- Data for processing -
::::

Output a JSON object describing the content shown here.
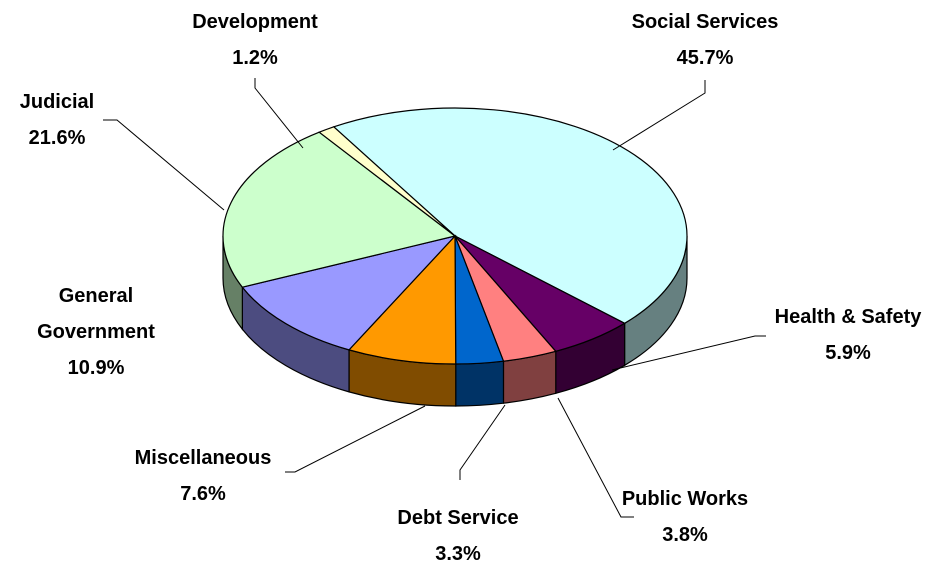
{
  "chart_data": {
    "type": "pie",
    "style": "3d",
    "title": "",
    "slices": [
      {
        "label": "Social Services",
        "value": 45.7,
        "display": "45.7%",
        "top_color": "#CCFFFF",
        "side_color": "#668080"
      },
      {
        "label": "Health & Safety",
        "value": 5.9,
        "display": "5.9%",
        "top_color": "#660066",
        "side_color": "#330033"
      },
      {
        "label": "Public Works",
        "value": 3.8,
        "display": "3.8%",
        "top_color": "#FF8080",
        "side_color": "#804040"
      },
      {
        "label": "Debt Service",
        "value": 3.3,
        "display": "3.3%",
        "top_color": "#0066CC",
        "side_color": "#003366"
      },
      {
        "label": "Miscellaneous",
        "value": 7.6,
        "display": "7.6%",
        "top_color": "#FF9900",
        "side_color": "#804C00"
      },
      {
        "label": "General Government",
        "value": 10.9,
        "display": "10.9%",
        "top_color": "#9999FF",
        "side_color": "#4C4C80"
      },
      {
        "label": "Judicial",
        "value": 21.6,
        "display": "21.6%",
        "top_color": "#CCFFCC",
        "side_color": "#668066"
      },
      {
        "label": "Development",
        "value": 1.2,
        "display": "1.2%",
        "top_color": "#FFFFCC",
        "side_color": "#808066"
      }
    ]
  }
}
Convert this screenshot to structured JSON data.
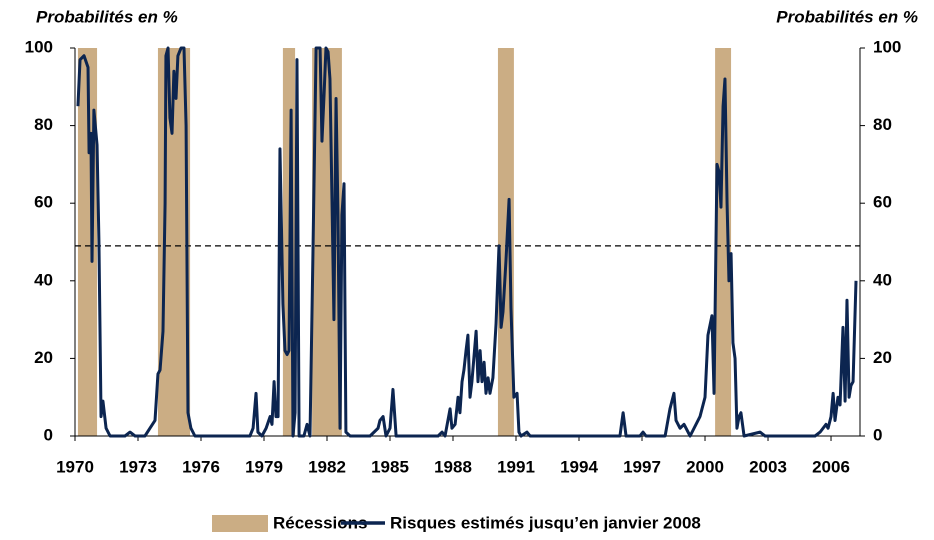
{
  "chart_data": {
    "type": "line",
    "ylabel": "Probabilités en %",
    "y2label": "Probabilités en %",
    "xlim": [
      1970,
      2007.38
    ],
    "xticks": [
      1970,
      1973,
      1976,
      1979,
      1982,
      1985,
      1988,
      1991,
      1994,
      1997,
      2000,
      2003,
      2006
    ],
    "ylim": [
      0,
      100
    ],
    "yticks": [
      0,
      20,
      40,
      60,
      80,
      100
    ],
    "y2lim": [
      0,
      100
    ],
    "y2ticks": [
      0,
      20,
      40,
      60,
      80,
      100
    ],
    "reference_line": 49,
    "recessions": {
      "name": "Récessions",
      "color": "#cbad84",
      "periods": [
        [
          1970.14,
          1971.05
        ],
        [
          1973.95,
          1975.48
        ],
        [
          1979.9,
          1980.48
        ],
        [
          1981.29,
          1982.71
        ],
        [
          1990.14,
          1990.9
        ],
        [
          2000.48,
          2001.24
        ]
      ]
    },
    "x": [
      1970.14,
      1970.24,
      1970.43,
      1970.62,
      1970.67,
      1970.76,
      1970.81,
      1970.9,
      1971.05,
      1971.14,
      1971.24,
      1971.33,
      1971.48,
      1971.67,
      1972.38,
      1972.62,
      1972.86,
      1973.33,
      1973.57,
      1973.81,
      1973.95,
      1974.05,
      1974.19,
      1974.29,
      1974.33,
      1974.43,
      1974.52,
      1974.62,
      1974.71,
      1974.81,
      1974.9,
      1975.05,
      1975.19,
      1975.29,
      1975.38,
      1975.52,
      1975.71,
      1977.86,
      1978.33,
      1978.48,
      1978.62,
      1978.71,
      1978.9,
      1979.1,
      1979.29,
      1979.38,
      1979.48,
      1979.57,
      1979.67,
      1979.76,
      1979.9,
      1980.0,
      1980.1,
      1980.19,
      1980.29,
      1980.38,
      1980.48,
      1980.57,
      1980.67,
      1980.76,
      1980.9,
      1981.05,
      1981.19,
      1981.33,
      1981.48,
      1981.57,
      1981.67,
      1981.76,
      1981.86,
      1981.95,
      1982.05,
      1982.14,
      1982.24,
      1982.33,
      1982.43,
      1982.52,
      1982.62,
      1982.71,
      1982.81,
      1982.9,
      1983.1,
      1984.05,
      1984.43,
      1984.52,
      1984.67,
      1984.81,
      1985.0,
      1985.14,
      1985.29,
      1985.48,
      1987.29,
      1987.48,
      1987.62,
      1987.86,
      1987.95,
      1988.1,
      1988.24,
      1988.33,
      1988.43,
      1988.52,
      1988.62,
      1988.71,
      1988.81,
      1988.9,
      1989.1,
      1989.19,
      1989.29,
      1989.38,
      1989.48,
      1989.57,
      1989.67,
      1989.76,
      1989.9,
      1990.05,
      1990.19,
      1990.29,
      1990.38,
      1990.52,
      1990.67,
      1990.76,
      1990.9,
      1991.05,
      1991.14,
      1991.24,
      1991.52,
      1991.67,
      1995.0,
      1995.95,
      1996.1,
      1996.24,
      1996.9,
      1997.05,
      1997.19,
      1998.1,
      1998.33,
      1998.52,
      1998.62,
      1998.81,
      1999.0,
      1999.29,
      1999.76,
      2000.0,
      2000.14,
      2000.33,
      2000.43,
      2000.57,
      2000.67,
      2000.76,
      2000.86,
      2000.95,
      2001.05,
      2001.14,
      2001.24,
      2001.33,
      2001.43,
      2001.52,
      2001.62,
      2001.71,
      2001.86,
      2002.62,
      2002.86,
      2005.24,
      2005.48,
      2005.62,
      2005.76,
      2005.86,
      2006.0,
      2006.1,
      2006.19,
      2006.33,
      2006.43,
      2006.57,
      2006.67,
      2006.76,
      2006.86,
      2006.95,
      2007.05,
      2007.19
    ],
    "series": [
      {
        "name": "Risques estimés jusqu’en janvier 2008",
        "color": "#0c2550",
        "values": [
          85,
          97,
          98,
          95,
          73,
          78,
          45,
          84,
          75,
          50,
          5,
          9,
          2,
          0,
          0,
          1,
          0,
          0,
          2,
          4,
          16,
          17,
          27,
          60,
          98,
          100,
          82,
          78,
          94,
          87,
          98,
          100,
          100,
          80,
          6,
          2,
          0,
          0,
          0,
          2,
          11,
          1,
          0,
          2,
          5,
          3,
          14,
          5,
          5,
          74,
          34,
          22,
          21,
          22,
          84,
          0,
          6,
          97,
          0,
          0,
          0,
          3,
          0,
          47,
          100,
          100,
          100,
          76,
          88,
          100,
          99,
          92,
          60,
          30,
          87,
          58,
          2,
          57,
          65,
          1,
          0,
          0,
          2,
          4,
          5,
          0,
          2,
          12,
          0,
          0,
          0,
          1,
          0,
          7,
          2,
          3,
          10,
          6,
          14,
          17,
          22,
          26,
          10,
          14,
          27,
          14,
          22,
          14,
          19,
          11,
          15,
          11,
          15,
          29,
          49,
          28,
          32,
          45,
          61,
          33,
          10,
          11,
          1,
          0,
          1,
          0,
          0,
          0,
          6,
          0,
          0,
          1,
          0,
          0,
          7,
          11,
          4,
          2,
          3,
          0,
          5,
          10,
          26,
          31,
          11,
          70,
          68,
          59,
          85,
          92,
          60,
          40,
          47,
          24,
          20,
          2,
          5,
          6,
          0,
          1,
          0,
          0,
          1,
          2,
          3,
          2,
          5,
          11,
          4,
          10,
          8,
          28,
          9,
          35,
          10,
          13,
          14,
          40
        ]
      }
    ]
  }
}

::::

- Short task -
In the records above, find each line with the word "JSON" and copy it.

- Worked solution -
Output a JSON object describing the content shown here.
Convert this screenshot to structured JSON data.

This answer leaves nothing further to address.